Challenge ▸
Go through the material below and copy all lines with "latitude".

Stored data ▸

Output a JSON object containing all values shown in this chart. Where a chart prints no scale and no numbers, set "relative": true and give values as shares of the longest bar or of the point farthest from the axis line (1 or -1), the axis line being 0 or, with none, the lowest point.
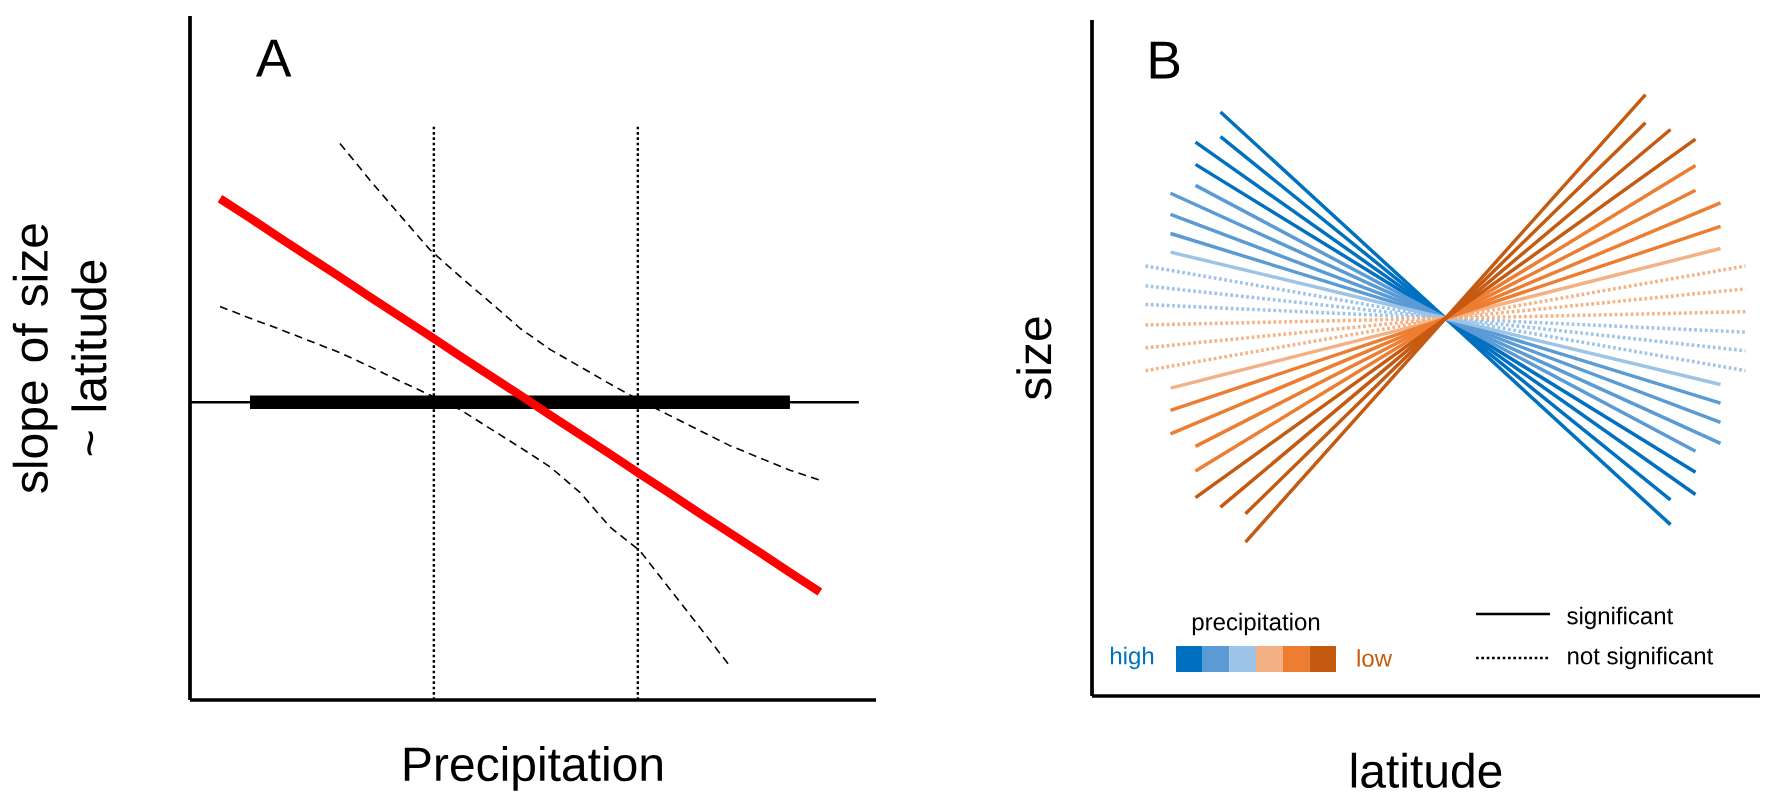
{
  "chart_data": [
    {
      "type": "line",
      "title": "A",
      "xlabel": "Precipitation",
      "ylabel": "slope of size ~ latitude",
      "relative": true,
      "categories": [
        null,
        null,
        null,
        null,
        null,
        null,
        null,
        null,
        null,
        null,
        null,
        null,
        null,
        null,
        null,
        null,
        null,
        null,
        null,
        null,
        null
      ],
      "ref_lines": [
        {
          "axis": "y",
          "value": 0.535,
          "color": "#000000",
          "line_style": "solid"
        }
      ],
      "series": [
        {
          "color": "#000000",
          "line_style": "solid",
          "values": [
            null,
            0.535,
            0.535,
            0.535,
            0.535,
            0.535,
            0.535,
            0.535,
            0.535,
            0.535,
            0.535,
            0.535,
            0.535,
            0.535,
            0.535,
            0.535,
            0.535,
            0.535,
            0.535,
            0.535,
            null
          ]
        },
        {
          "color": "#000000",
          "line_style": "dashed",
          "values": [
            null,
            null,
            null,
            null,
            1.0,
            0.934,
            0.871,
            0.809,
            0.761,
            0.715,
            0.668,
            0.63,
            0.599,
            0.568,
            0.538,
            0.511,
            0.484,
            0.457,
            0.435,
            0.413,
            0.395
          ]
        },
        {
          "color": "#000000",
          "line_style": "dashed",
          "values": [
            0.707,
            0.686,
            0.666,
            0.645,
            0.624,
            0.599,
            0.573,
            0.548,
            0.522,
            0.488,
            0.454,
            0.419,
            0.373,
            0.311,
            0.268,
            0.199,
            0.13,
            0.061,
            null,
            null,
            null
          ]
        },
        {
          "color": "#ff0000",
          "line_style": "solid",
          "values": [
            0.901,
            0.866,
            0.83,
            0.795,
            0.76,
            0.724,
            0.689,
            0.654,
            0.618,
            0.583,
            0.548,
            0.512,
            0.477,
            0.442,
            0.406,
            0.371,
            0.335,
            0.3,
            0.265,
            0.229,
            0.194
          ]
        }
      ]
    },
    {
      "type": "line",
      "title": "B",
      "xlabel": "latitude",
      "ylabel": "size",
      "relative": true,
      "categories": [
        null,
        null,
        null,
        null,
        null,
        null,
        null,
        null,
        null,
        null,
        null,
        null,
        null,
        null,
        null,
        null,
        null,
        null,
        null,
        null,
        null,
        null,
        null,
        null,
        null
      ],
      "annotations": [
        "precipitation",
        "high",
        "low",
        "significant",
        "not significant"
      ],
      "series": [
        {
          "color": "#0070c0",
          "line_style": "solid",
          "values": [
            null,
            null,
            null,
            0.971,
            null,
            null,
            null,
            null,
            null,
            null,
            null,
            null,
            0.628,
            null,
            null,
            null,
            null,
            null,
            null,
            null,
            null,
            0.285,
            null,
            null,
            null
          ]
        },
        {
          "color": "#0070c0",
          "line_style": "solid",
          "values": [
            null,
            null,
            null,
            0.93,
            null,
            null,
            null,
            null,
            null,
            null,
            null,
            null,
            0.628,
            null,
            null,
            null,
            null,
            null,
            null,
            null,
            null,
            0.326,
            null,
            null,
            null
          ]
        },
        {
          "color": "#0070c0",
          "line_style": "solid",
          "values": [
            null,
            null,
            0.921,
            null,
            null,
            null,
            null,
            null,
            null,
            null,
            null,
            null,
            0.628,
            null,
            null,
            null,
            null,
            null,
            null,
            null,
            null,
            null,
            0.335,
            null,
            null
          ]
        },
        {
          "color": "#0070c0",
          "line_style": "solid",
          "values": [
            null,
            null,
            0.884,
            null,
            null,
            null,
            null,
            null,
            null,
            null,
            null,
            null,
            0.628,
            null,
            null,
            null,
            null,
            null,
            null,
            null,
            null,
            null,
            0.372,
            null,
            null
          ]
        },
        {
          "color": "#5b9bd5",
          "line_style": "solid",
          "values": [
            null,
            null,
            0.849,
            null,
            null,
            null,
            null,
            null,
            null,
            null,
            null,
            null,
            0.628,
            null,
            null,
            null,
            null,
            null,
            null,
            null,
            null,
            null,
            0.407,
            null,
            null
          ]
        },
        {
          "color": "#5b9bd5",
          "line_style": "solid",
          "values": [
            null,
            0.836,
            null,
            null,
            null,
            null,
            null,
            null,
            null,
            null,
            null,
            null,
            0.628,
            null,
            null,
            null,
            null,
            null,
            null,
            null,
            null,
            null,
            null,
            0.42,
            null
          ]
        },
        {
          "color": "#5b9bd5",
          "line_style": "solid",
          "values": [
            null,
            0.801,
            null,
            null,
            null,
            null,
            null,
            null,
            null,
            null,
            null,
            null,
            0.628,
            null,
            null,
            null,
            null,
            null,
            null,
            null,
            null,
            null,
            null,
            0.455,
            null
          ]
        },
        {
          "color": "#5b9bd5",
          "line_style": "solid",
          "values": [
            null,
            0.769,
            null,
            null,
            null,
            null,
            null,
            null,
            null,
            null,
            null,
            null,
            0.628,
            null,
            null,
            null,
            null,
            null,
            null,
            null,
            null,
            null,
            null,
            0.487,
            null
          ]
        },
        {
          "color": "#9dc3e6",
          "line_style": "solid",
          "values": [
            null,
            0.738,
            null,
            null,
            null,
            null,
            null,
            null,
            null,
            null,
            null,
            null,
            0.628,
            null,
            null,
            null,
            null,
            null,
            null,
            null,
            null,
            null,
            null,
            0.518,
            null
          ]
        },
        {
          "color": "#9dc3e6",
          "line_style": "dotted",
          "values": [
            0.715,
            null,
            null,
            null,
            null,
            null,
            null,
            null,
            null,
            null,
            null,
            null,
            0.628,
            null,
            null,
            null,
            null,
            null,
            null,
            null,
            null,
            null,
            null,
            null,
            0.541
          ]
        },
        {
          "color": "#9dc3e6",
          "line_style": "dotted",
          "values": [
            0.682,
            null,
            null,
            null,
            null,
            null,
            null,
            null,
            null,
            null,
            null,
            null,
            0.628,
            null,
            null,
            null,
            null,
            null,
            null,
            null,
            null,
            null,
            null,
            null,
            0.574
          ]
        },
        {
          "color": "#9dc3e6",
          "line_style": "dotted",
          "values": [
            0.651,
            null,
            null,
            null,
            null,
            null,
            null,
            null,
            null,
            null,
            null,
            null,
            0.628,
            null,
            null,
            null,
            null,
            null,
            null,
            null,
            null,
            null,
            null,
            null,
            0.605
          ]
        },
        {
          "color": "#f4b183",
          "line_style": "dotted",
          "values": [
            0.617,
            null,
            null,
            null,
            null,
            null,
            null,
            null,
            null,
            null,
            null,
            null,
            0.628,
            null,
            null,
            null,
            null,
            null,
            null,
            null,
            null,
            null,
            null,
            null,
            0.639
          ]
        },
        {
          "color": "#f4b183",
          "line_style": "dotted",
          "values": [
            0.579,
            null,
            null,
            null,
            null,
            null,
            null,
            null,
            null,
            null,
            null,
            null,
            0.628,
            null,
            null,
            null,
            null,
            null,
            null,
            null,
            null,
            null,
            null,
            null,
            0.677
          ]
        },
        {
          "color": "#f4b183",
          "line_style": "dotted",
          "values": [
            0.541,
            null,
            null,
            null,
            null,
            null,
            null,
            null,
            null,
            null,
            null,
            null,
            0.628,
            null,
            null,
            null,
            null,
            null,
            null,
            null,
            null,
            null,
            null,
            null,
            0.715
          ]
        },
        {
          "color": "#f4b183",
          "line_style": "solid",
          "values": [
            null,
            0.512,
            null,
            null,
            null,
            null,
            null,
            null,
            null,
            null,
            null,
            null,
            0.628,
            null,
            null,
            null,
            null,
            null,
            null,
            null,
            null,
            null,
            null,
            0.744,
            null
          ]
        },
        {
          "color": "#ed7d31",
          "line_style": "solid",
          "values": [
            null,
            0.475,
            null,
            null,
            null,
            null,
            null,
            null,
            null,
            null,
            null,
            null,
            0.628,
            null,
            null,
            null,
            null,
            null,
            null,
            null,
            null,
            null,
            null,
            0.781,
            null
          ]
        },
        {
          "color": "#ed7d31",
          "line_style": "solid",
          "values": [
            null,
            0.436,
            null,
            null,
            null,
            null,
            null,
            null,
            null,
            null,
            null,
            null,
            0.628,
            null,
            null,
            null,
            null,
            null,
            null,
            null,
            null,
            null,
            null,
            0.82,
            null
          ]
        },
        {
          "color": "#ed7d31",
          "line_style": "solid",
          "values": [
            null,
            null,
            0.415,
            null,
            null,
            null,
            null,
            null,
            null,
            null,
            null,
            null,
            0.628,
            null,
            null,
            null,
            null,
            null,
            null,
            null,
            null,
            null,
            0.841,
            null,
            null
          ]
        },
        {
          "color": "#ed7d31",
          "line_style": "solid",
          "values": [
            null,
            null,
            0.374,
            null,
            null,
            null,
            null,
            null,
            null,
            null,
            null,
            null,
            0.628,
            null,
            null,
            null,
            null,
            null,
            null,
            null,
            null,
            null,
            0.882,
            null,
            null
          ]
        },
        {
          "color": "#c55a11",
          "line_style": "solid",
          "values": [
            null,
            null,
            0.33,
            null,
            null,
            null,
            null,
            null,
            null,
            null,
            null,
            null,
            0.628,
            null,
            null,
            null,
            null,
            null,
            null,
            null,
            null,
            null,
            0.926,
            null,
            null
          ]
        },
        {
          "color": "#c55a11",
          "line_style": "solid",
          "values": [
            null,
            null,
            null,
            0.314,
            null,
            null,
            null,
            null,
            null,
            null,
            null,
            null,
            0.628,
            null,
            null,
            null,
            null,
            null,
            null,
            null,
            null,
            0.942,
            null,
            null,
            null
          ]
        },
        {
          "color": "#c55a11",
          "line_style": "solid",
          "values": [
            null,
            null,
            null,
            null,
            0.303,
            null,
            null,
            null,
            null,
            null,
            null,
            null,
            0.628,
            null,
            null,
            null,
            null,
            null,
            null,
            null,
            0.953,
            null,
            null,
            null,
            null
          ]
        },
        {
          "color": "#c55a11",
          "line_style": "solid",
          "values": [
            null,
            null,
            null,
            null,
            0.256,
            null,
            null,
            null,
            null,
            null,
            null,
            null,
            0.628,
            null,
            null,
            null,
            null,
            null,
            null,
            null,
            1.0,
            null,
            null,
            null,
            null
          ]
        }
      ]
    }
  ]
}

Right answer ▸
      "ylabel": "slope of size ~ latitude",
      "xlabel": "latitude",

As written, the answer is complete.